%%
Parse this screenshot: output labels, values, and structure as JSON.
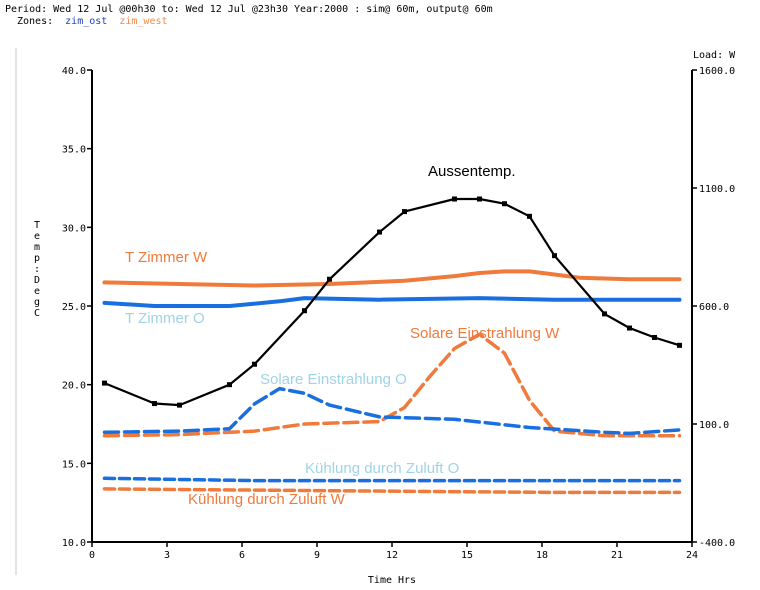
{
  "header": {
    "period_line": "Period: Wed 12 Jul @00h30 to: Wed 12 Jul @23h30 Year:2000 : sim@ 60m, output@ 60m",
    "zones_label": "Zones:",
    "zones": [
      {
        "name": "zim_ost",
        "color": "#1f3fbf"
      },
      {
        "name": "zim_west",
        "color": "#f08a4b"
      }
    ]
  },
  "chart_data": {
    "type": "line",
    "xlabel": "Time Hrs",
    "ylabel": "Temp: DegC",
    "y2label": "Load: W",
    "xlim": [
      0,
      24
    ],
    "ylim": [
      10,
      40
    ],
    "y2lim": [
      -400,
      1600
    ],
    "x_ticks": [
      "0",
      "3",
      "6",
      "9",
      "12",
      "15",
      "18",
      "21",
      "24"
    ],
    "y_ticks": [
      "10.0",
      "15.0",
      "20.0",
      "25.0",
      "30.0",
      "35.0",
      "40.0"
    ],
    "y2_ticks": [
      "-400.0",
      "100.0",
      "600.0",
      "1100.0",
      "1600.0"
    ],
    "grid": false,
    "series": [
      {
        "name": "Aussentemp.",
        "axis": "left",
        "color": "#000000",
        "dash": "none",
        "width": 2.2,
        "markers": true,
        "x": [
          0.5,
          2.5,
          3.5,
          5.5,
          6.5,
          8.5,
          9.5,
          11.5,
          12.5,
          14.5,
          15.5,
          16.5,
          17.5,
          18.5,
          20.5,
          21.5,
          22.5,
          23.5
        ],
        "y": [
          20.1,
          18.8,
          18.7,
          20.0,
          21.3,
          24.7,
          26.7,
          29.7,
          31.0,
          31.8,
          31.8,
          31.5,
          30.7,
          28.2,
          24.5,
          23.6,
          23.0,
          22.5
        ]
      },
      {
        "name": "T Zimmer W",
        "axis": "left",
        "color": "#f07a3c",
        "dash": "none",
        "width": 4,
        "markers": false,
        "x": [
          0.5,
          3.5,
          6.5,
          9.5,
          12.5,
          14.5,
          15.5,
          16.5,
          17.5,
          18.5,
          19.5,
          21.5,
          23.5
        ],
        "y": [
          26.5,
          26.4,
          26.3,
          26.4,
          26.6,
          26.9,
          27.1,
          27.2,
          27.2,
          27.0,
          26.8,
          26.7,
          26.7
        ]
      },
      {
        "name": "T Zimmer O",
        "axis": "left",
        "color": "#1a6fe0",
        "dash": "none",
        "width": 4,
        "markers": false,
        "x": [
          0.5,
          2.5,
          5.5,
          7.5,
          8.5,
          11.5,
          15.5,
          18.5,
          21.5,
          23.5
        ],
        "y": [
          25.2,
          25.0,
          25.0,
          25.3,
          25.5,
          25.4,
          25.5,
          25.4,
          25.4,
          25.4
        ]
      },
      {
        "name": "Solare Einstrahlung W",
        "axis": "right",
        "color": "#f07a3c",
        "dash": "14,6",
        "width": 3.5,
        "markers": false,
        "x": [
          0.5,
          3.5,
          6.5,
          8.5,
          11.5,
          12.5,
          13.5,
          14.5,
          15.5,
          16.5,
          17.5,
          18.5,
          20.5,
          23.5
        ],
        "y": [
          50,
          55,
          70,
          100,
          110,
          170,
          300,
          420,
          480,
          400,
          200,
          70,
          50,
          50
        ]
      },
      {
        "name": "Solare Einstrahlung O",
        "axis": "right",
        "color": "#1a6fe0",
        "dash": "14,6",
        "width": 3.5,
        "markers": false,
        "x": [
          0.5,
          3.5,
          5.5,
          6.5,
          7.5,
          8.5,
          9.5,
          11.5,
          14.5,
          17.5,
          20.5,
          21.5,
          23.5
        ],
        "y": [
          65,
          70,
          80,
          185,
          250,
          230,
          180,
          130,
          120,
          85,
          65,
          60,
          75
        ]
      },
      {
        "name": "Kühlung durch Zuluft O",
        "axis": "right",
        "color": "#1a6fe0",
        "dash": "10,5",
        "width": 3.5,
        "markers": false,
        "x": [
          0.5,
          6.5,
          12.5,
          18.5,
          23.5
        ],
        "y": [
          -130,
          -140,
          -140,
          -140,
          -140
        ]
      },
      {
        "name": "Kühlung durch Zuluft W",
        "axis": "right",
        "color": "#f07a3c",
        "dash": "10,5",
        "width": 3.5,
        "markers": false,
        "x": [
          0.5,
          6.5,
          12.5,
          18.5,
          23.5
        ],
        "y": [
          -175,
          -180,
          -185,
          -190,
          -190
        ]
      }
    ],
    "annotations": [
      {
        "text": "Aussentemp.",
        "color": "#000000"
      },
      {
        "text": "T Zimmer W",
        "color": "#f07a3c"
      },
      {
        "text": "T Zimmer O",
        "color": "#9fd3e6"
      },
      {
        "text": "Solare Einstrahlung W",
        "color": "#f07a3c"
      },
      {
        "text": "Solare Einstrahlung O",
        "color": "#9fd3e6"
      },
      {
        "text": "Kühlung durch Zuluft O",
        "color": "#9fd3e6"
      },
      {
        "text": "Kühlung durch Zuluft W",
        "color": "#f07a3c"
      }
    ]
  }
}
%%
%%
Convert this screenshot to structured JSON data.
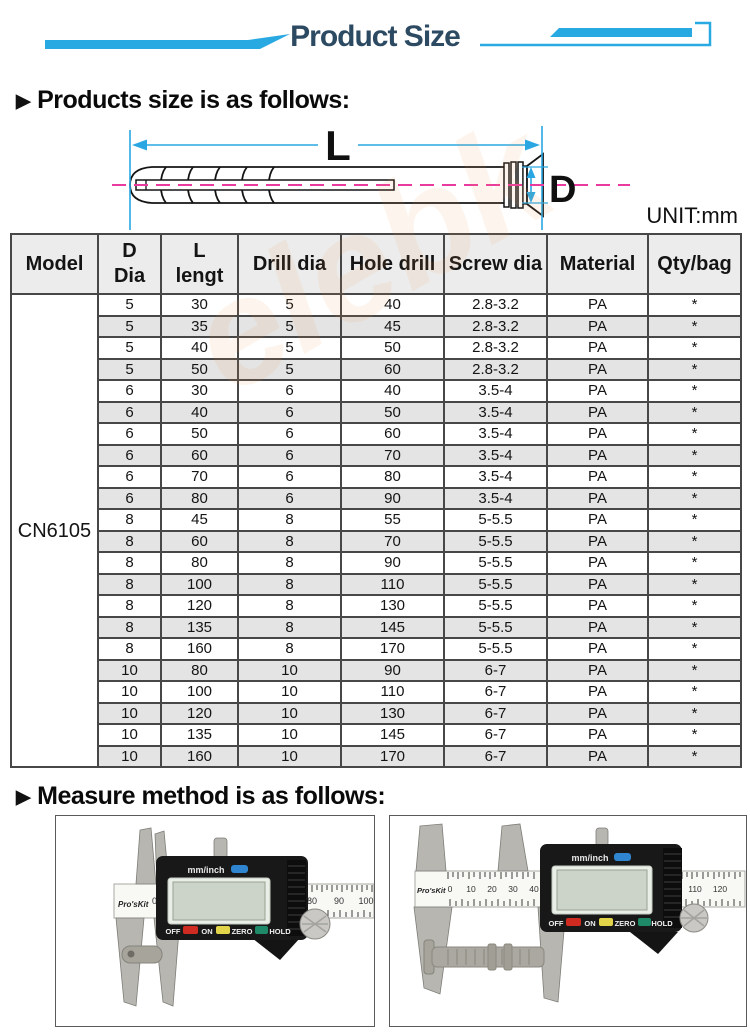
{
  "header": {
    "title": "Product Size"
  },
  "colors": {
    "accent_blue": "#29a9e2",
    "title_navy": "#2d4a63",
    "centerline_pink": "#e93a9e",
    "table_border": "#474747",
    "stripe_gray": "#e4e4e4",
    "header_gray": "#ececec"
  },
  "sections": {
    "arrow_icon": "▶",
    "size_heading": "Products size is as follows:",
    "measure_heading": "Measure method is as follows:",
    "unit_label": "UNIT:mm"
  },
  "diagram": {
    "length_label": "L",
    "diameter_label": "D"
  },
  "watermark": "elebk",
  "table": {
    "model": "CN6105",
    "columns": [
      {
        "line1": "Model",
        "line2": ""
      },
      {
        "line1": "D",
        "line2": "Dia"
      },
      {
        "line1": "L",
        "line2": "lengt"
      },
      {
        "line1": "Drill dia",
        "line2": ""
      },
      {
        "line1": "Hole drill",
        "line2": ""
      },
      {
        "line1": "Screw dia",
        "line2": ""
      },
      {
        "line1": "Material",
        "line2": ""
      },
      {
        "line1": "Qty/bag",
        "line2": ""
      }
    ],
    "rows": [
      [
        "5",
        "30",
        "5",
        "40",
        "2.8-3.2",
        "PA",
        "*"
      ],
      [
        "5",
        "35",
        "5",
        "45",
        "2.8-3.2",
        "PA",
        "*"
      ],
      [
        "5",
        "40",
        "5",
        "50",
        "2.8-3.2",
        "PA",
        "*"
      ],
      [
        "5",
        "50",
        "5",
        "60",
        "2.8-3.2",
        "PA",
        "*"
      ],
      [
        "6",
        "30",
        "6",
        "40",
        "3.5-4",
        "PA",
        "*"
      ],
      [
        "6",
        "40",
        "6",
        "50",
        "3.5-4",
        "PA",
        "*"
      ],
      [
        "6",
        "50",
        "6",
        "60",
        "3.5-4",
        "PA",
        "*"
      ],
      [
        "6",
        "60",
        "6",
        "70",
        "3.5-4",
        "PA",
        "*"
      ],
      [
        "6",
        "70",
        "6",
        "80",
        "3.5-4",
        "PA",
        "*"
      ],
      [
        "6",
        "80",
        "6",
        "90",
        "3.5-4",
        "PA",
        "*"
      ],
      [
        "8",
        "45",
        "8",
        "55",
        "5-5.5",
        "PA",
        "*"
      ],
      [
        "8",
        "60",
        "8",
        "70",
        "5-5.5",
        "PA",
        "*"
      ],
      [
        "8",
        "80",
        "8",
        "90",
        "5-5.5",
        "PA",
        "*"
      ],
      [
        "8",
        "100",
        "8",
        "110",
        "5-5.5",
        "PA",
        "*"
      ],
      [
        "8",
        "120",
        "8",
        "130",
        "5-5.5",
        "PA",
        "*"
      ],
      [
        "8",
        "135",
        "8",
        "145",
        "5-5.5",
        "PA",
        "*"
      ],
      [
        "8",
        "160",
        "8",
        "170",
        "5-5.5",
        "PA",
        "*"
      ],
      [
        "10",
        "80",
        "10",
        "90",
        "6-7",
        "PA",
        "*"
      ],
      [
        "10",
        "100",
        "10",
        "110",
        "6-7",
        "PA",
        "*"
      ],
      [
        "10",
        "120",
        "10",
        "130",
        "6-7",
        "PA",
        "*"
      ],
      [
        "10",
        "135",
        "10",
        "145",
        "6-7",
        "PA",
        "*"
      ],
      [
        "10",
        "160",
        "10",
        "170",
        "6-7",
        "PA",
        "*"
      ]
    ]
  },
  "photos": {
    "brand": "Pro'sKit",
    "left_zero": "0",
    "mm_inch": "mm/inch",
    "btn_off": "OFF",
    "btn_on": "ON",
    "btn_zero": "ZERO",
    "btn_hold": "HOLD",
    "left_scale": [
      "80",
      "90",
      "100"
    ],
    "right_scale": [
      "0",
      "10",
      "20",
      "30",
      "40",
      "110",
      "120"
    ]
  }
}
%%
Task details:
For the entries above, state how many lines contain the word "text". Provide the number by itself.

Result of this exercise:
7